Your goal: Every line below must be reproduced exactly. Copy them all.

Extracted records:
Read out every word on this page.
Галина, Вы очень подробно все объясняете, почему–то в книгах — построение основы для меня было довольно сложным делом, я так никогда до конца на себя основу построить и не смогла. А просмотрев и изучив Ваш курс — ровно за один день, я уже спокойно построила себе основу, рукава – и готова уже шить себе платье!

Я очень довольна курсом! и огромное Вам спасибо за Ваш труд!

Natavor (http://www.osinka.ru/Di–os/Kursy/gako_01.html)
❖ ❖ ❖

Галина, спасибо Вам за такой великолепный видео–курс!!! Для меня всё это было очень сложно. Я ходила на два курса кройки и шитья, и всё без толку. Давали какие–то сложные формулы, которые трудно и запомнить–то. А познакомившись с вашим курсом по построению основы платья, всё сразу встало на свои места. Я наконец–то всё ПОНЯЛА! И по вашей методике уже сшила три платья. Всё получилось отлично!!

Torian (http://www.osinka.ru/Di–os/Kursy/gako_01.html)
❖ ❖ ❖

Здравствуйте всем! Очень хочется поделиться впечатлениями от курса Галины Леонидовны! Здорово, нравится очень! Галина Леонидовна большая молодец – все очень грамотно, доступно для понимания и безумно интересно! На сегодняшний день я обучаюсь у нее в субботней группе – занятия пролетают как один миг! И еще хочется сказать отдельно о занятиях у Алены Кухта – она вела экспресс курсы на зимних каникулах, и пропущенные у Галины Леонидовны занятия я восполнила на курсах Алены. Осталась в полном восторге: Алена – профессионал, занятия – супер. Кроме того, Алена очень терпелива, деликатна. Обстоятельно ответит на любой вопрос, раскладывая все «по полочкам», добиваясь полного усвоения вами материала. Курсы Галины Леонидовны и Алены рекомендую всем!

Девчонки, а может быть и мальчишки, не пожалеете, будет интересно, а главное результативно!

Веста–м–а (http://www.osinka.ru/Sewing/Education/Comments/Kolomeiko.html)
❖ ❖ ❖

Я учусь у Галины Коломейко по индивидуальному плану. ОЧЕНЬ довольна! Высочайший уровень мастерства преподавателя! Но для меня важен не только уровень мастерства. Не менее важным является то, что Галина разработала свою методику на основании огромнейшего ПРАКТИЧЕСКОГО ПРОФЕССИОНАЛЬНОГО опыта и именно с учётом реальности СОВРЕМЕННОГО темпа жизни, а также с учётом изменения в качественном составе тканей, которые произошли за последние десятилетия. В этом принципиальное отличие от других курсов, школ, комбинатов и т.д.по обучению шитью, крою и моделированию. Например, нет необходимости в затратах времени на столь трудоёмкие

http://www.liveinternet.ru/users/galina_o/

Solution to the problem:
Read out every word on this page.
Галина, Вы очень подробно все объясняете, почему–то в книгах — построение основы для меня было довольно сложным делом, я так никогда до конца на себя основу построить и не смогла. А просмотрев и изучив Ваш курс — ровно за один день, я уже спокойно построила себе основу, рукава – и готова уже шить себе платье!

Я очень довольна курсом! и огромное Вам спасибо за Ваш труд!

Natavor (http://www.osinka.ru/Di–os/Kursy/gako_01.html)
❖ ❖ ❖

Галина, спасибо Вам за такой великолепный видео–курс!!! Для меня всё это было очень сложно. Я ходила на два курса кройки и шитья, и всё без толку. Давали какие–то сложные формулы, которые трудно и запомнить–то. А познакомившись с вашим курсом по построению основы платья, всё сразу встало на свои места. Я наконец–то всё ПОНЯЛА! И по вашей методике уже сшила три платья. Всё получилось отлично!!

Torian (http://www.osinka.ru/Di–os/Kursy/gako_01.html)
❖ ❖ ❖

Здравствуйте всем! Очень хочется поделиться впечатлениями от курса Галины Леонидовны! Здорово, нравится очень! Галина Леонидовна большая молодец – все очень грамотно, доступно для понимания и безумно интересно! На сегодняшний день я обучаюсь у нее в субботней группе – занятия пролетают как один миг! И еще хочется сказать отдельно о занятиях у Алены Кухта – она вела экспресс курсы на зимних каникулах, и пропущенные у Галины Леонидовны занятия я восполнила на курсах Алены. Осталась в полном восторге: Алена – профессионал, занятия – супер. Кроме того, Алена очень терпелива, деликатна. Обстоятельно ответит на любой вопрос, раскладывая все «по полочкам», добиваясь полного усвоения вами материала. Курсы Галины Леонидовны и Алены рекомендую всем!

Девчонки, а может быть и мальчишки, не пожалеете, будет интересно, а главное результативно!

Веста–м–а (http://www.osinka.ru/Sewing/Education/Comments/Kolomeiko.html)
❖ ❖ ❖

Я учусь у Галины Коломейко по индивидуальному плану. ОЧЕНЬ довольна! Высочайший уровень мастерства преподавателя! Но для меня важен не только уровень мастерства. Не менее важным является то, что Галина разработала свою методику на основании огромнейшего ПРАКТИЧЕСКОГО ПРОФЕССИОНАЛЬНОГО опыта и именно с учётом реальности СОВРЕМЕННОГО темпа жизни, а также с учётом изменения в качественном составе тканей, которые произошли за последние десятилетия. В этом принципиальное отличие от других курсов, школ, комбинатов и т.д.по обучению шитью, крою и моделированию. Например, нет необходимости в затратах времени на столь трудоёмкие

http://www.liveinternet.ru/users/galina_o/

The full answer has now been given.